▶ GOAL OF THE EXERCISE: Write out each line of the listing as it stands, without the images.

[Entries taken from a collection]
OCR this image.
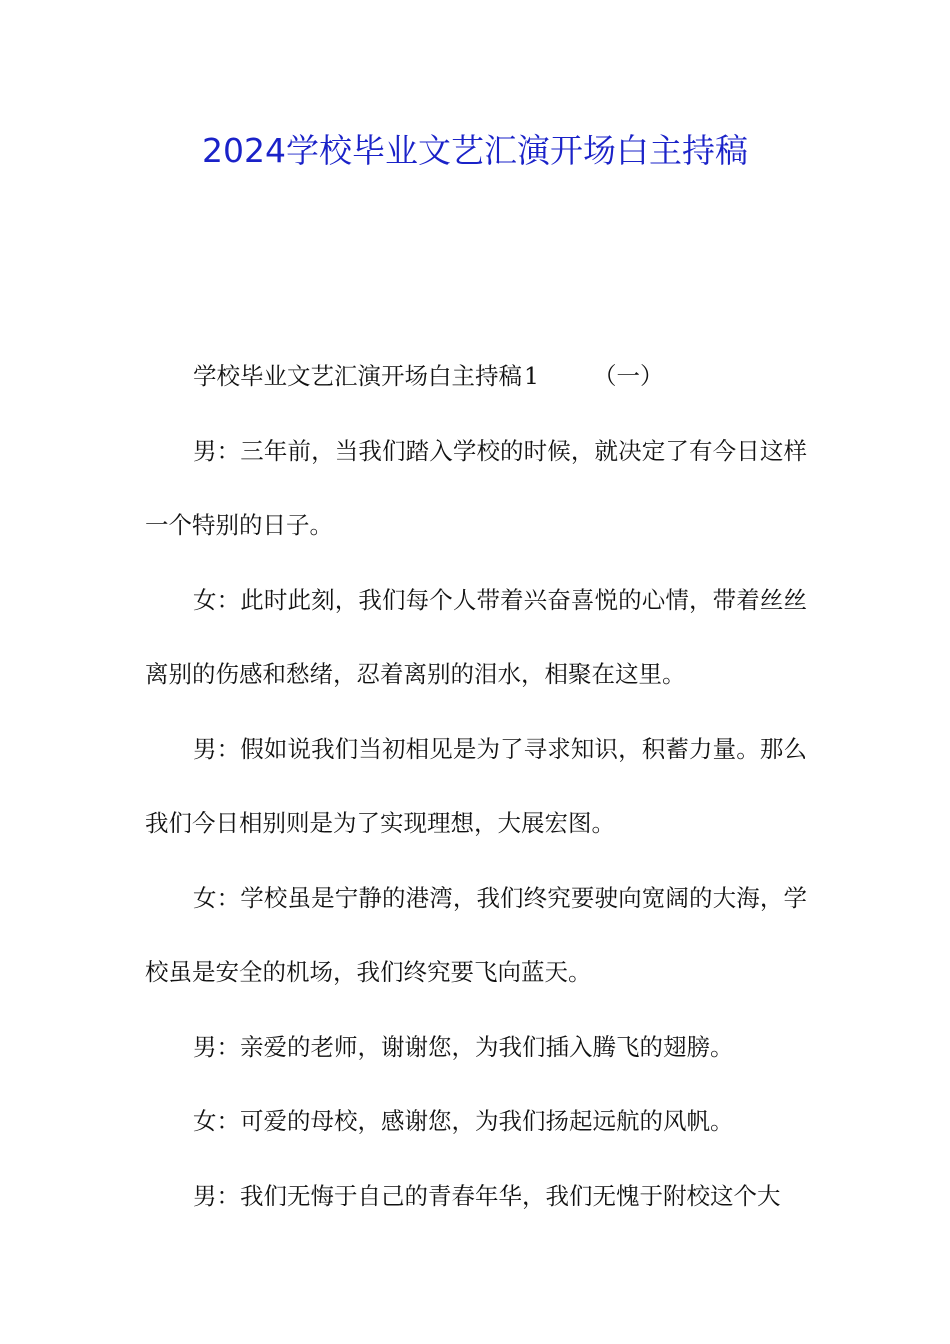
2024学校毕业文艺汇演开场白主持稿

学校毕业文艺汇演开场白主持稿1 （一）

男：三年前，当我们踏入学校的时候，就决定了有今日这样一个特别的日子。

女：此时此刻，我们每个人带着兴奋喜悦的心情，带着丝丝离别的伤感和愁绪，忍着离别的泪水，相聚在这里。

男：假如说我们当初相见是为了寻求知识，积蓄力量。那么我们今日相别则是为了实现理想，大展宏图。

女：学校虽是宁静的港湾，我们终究要驶向宽阔的大海，学校虽是安全的机场，我们终究要飞向蓝天。

男：亲爱的老师，谢谢您，为我们插入腾飞的翅膀。

女：可爱的母校，感谢您，为我们扬起远航的风帆。

男：我们无悔于自己的青春年华，我们无愧于附校这个大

▶ RIGHT ANSWER:
OCR this image.
2024学校毕业文艺汇演开场白主持稿

学校毕业文艺汇演开场白主持稿1 （一）

男：三年前，当我们踏入学校的时候，就决定了有今日这样一个特别的日子。

女：此时此刻，我们每个人带着兴奋喜悦的心情，带着丝丝离别的伤感和愁绪，忍着离别的泪水，相聚在这里。

男：假如说我们当初相见是为了寻求知识，积蓄力量。那么我们今日相别则是为了实现理想，大展宏图。

女：学校虽是宁静的港湾，我们终究要驶向宽阔的大海，学校虽是安全的机场，我们终究要飞向蓝天。

男：亲爱的老师，谢谢您，为我们插入腾飞的翅膀。

女：可爱的母校，感谢您，为我们扬起远航的风帆。

男：我们无悔于自己的青春年华，我们无愧于附校这个大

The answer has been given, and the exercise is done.